**TEXTO PROPORCIONADO:**
'''
# venire a trovare



## ladonnamonnalisa

¿Es correcto si traduzco " voglio venirvi a trovare" por "quiero ir a encontraros"? Estoy hablando con un amigo de que va a venir de viaje a verme. ¿ Sería correcto?


----------



## Neuromante

Veamos:
Las reglas del foro piden que seas tú quien ponga una traducción para *corregirla*, jamás se hacen traducciones. También dicen que debes aportar el contexto suficiente y utilizar correctamente los signos de puntuación.
Además: No se tratan temas gramaticales del tipo; la conjugación (completa) de un verbo


----------



## ladonnamonnalisa

Ups, ¡lo siento! Ya está corregido.


----------



## Neuromante

Ahoooraaa.
Hay montones de posibles traducciones, al fin y al cabo se trata de una expresión y dependerá siempre de la persona. Pero el sentido es ése que traduces.

Sea como sea: Sería más correcto usar otro verbo: Quizás *visitar*


----------



## infinite sadness

"Vorrei venirvi a trovare" mi sembra più corretto. "Voglio" suona poco gentile.


----------



## ladonnamonnalisa

Poco gentile? In che senso? Mi lo ha detto un amico, e allora non è così formale.


----------



## infinite sadness

Non so, a me dà l'idea di una imposizione.


----------



## ladonnamonnalisa

E non può essere una espressione di un desiderio? In spagnolo se io dico:"¡Quiero ir a visitaros!" non è poco gentile, è di un desiderio


----------



## infinite sadness

Sì, il significato è quello di "me gustaría ir a visitaros", però usare la parola "voglio" non mi sembra una formula di cortesia.

Sai, quando eravamo piccoli, i grandi ci dicevano che "l'erba voglio non cresce neanche nel giardino del Re".


----------



## Neuromante

En españoles u8sa quiero". Si usaríamos "quisiera" nos sonaría a solicitud y no a deseo. No concuerdan los modos verbales


----------



## Tomby

infinite sadness said:


> "Vorrei venirvi a trovare" mi sembra più corretto. "Voglio" suona poco gentile.


Totalmente de acuerdo. En español el presente de indicativo (según verbos y contextos) se parece a un "imperativo". Por ejemplo, si vas a una papelería a comprar un cuaderno y dices "quiero un cuaderno" parece una orden, por eso se suele usar el condicional o incluso el imperfecto para suavizar la expresión: "querría un cuaderno" o "quería un cuaderno". En italiano creo que ocurre lo mismo en ese aspecto tal como bien ha indicado Infinite.
Saludos,


----------



## ladonnamonnalisa

entonces, cuando mi amigo me ha dicho "voglio"  ¿ha sido en ese mismo sentido del español de deseo? Es que yo cuando voy al carnicero o cualquier cosa, digo: "quiero un kilo de carne" o " Dame un kilo de carne" , y también cuando tengo mucha confianza pues digo: " ayyy quiero veros!! " Como expresión muy familiar del deseo. ¿No creen?

PD. Siento hacer tanta insistencia en algo sin importancia, pero es que cuando uno lleva una relación afectiva con una persona de otro país, quiere entenderlo todo a la perfección


----------



## arturone

Si puó tradurre in mille modi come ti hanno detto tuttavia una buona possibilitá non formale é : me gustaria venir a veros el dia oppure: me  gustaria venir a vuestra casa para encontranos y hablar de...Dal dizionario:V prnl verse, econtrarse, reunirseci troviamo tutte le settimane: nos vemos todas las semanasquando ci troviamo ?  ¿cuando nos vemos?Spero ti serva di aiutoCiao


----------
'''
**EJERCICIO BREVE:**
En el hilo del foro sobre «venire a trovare», ¿qué dos frases da Tomby para suavizar «quiero un cuaderno» en una papelería? Las filas no tienen ningún papel en este ejercicio.

**DATOS PROPORCIONADOS:**
'''
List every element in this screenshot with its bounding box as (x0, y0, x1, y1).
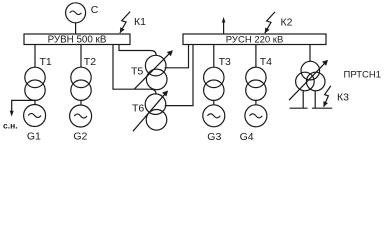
PRTSN1 right secondary lead (314, 91, 316, 109)
wire T4 to G4 (255, 100, 257, 104)
autotransformer T6 (145, 94, 166, 115)
generator G3 (203, 105, 225, 127)
wire T2 to G2 (80, 100, 82, 104)
PRTSN1 left terminal bar (290, 107, 308, 109)
generator G4 (245, 105, 267, 127)
svg-text:G1: G1 (27, 130, 41, 142)
svg-text:РУСН 220 кВ: РУСН 220 кВ (226, 34, 284, 45)
svg-text:К2: К2 (281, 17, 293, 29)
wire T5 to RUSN (165, 45, 189, 68)
svg-text:Т3: Т3 (219, 56, 231, 68)
svg-text:с.н.: с.н. (3, 121, 18, 131)
transformer T4 (255, 45, 257, 68)
lightning K2 (265, 12, 275, 33)
generator C (system source) (66, 3, 86, 23)
PRTSN1 regulation arrow (289, 62, 326, 100)
svg-text:G2: G2 (73, 130, 87, 142)
s.n. tap branch with down arrow (12, 100, 35, 112)
generator G1 (24, 105, 46, 127)
T5 regulation arrow (134, 53, 170, 89)
svg-text:С: С (91, 4, 99, 16)
svg-text:G4: G4 (240, 131, 254, 143)
svg-text:G3: G3 (207, 131, 221, 143)
bus RUVN 500 kV (24, 34, 130, 45)
transformer T3 (213, 45, 215, 68)
svg-text:Т1: Т1 (40, 56, 52, 68)
wire T3 to G3 (213, 100, 215, 104)
svg-text:Т5: Т5 (131, 65, 143, 77)
transformer T2 (80, 45, 82, 68)
svg-text:К3: К3 (337, 92, 349, 104)
svg-text:Т6: Т6 (132, 102, 144, 114)
PRTSN1 right terminal bar (312, 107, 332, 109)
generator G2 (70, 105, 92, 127)
line feeder up arrow (223, 21, 225, 34)
svg-text:К1: К1 (134, 16, 146, 28)
PRTSN1 left secondary lead (302, 91, 304, 109)
three-winding transformer PRTSN1 (301, 61, 320, 80)
wire RUSN to PRTSN1 (309, 45, 311, 62)
bus RUSN 220 kV (183, 34, 326, 45)
autotransformer T5 (145, 55, 166, 76)
T6 regulation arrow (133, 93, 166, 131)
svg-text:РУВН 500 кВ: РУВН 500 кВ (48, 34, 107, 45)
wire RUVN to T6 (113, 45, 156, 94)
svg-text:ПРТСН1: ПРТСН1 (344, 69, 382, 80)
wire T1 to G1 (34, 100, 36, 104)
lightning K1 (120, 12, 130, 33)
transformer T1 (34, 45, 36, 68)
wire RUVN to T5 (119, 45, 156, 56)
svg-text:Т2: Т2 (84, 56, 96, 68)
lightning K3 (324, 86, 331, 107)
wire C to RUVN bus (75, 23, 77, 34)
wire T6 to RUSN (165, 45, 193, 106)
svg-text:Т4: Т4 (260, 56, 272, 68)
'''
**RESPUESTA COMPLETA:**
Da «querría un cuaderno» y «quería un cuaderno».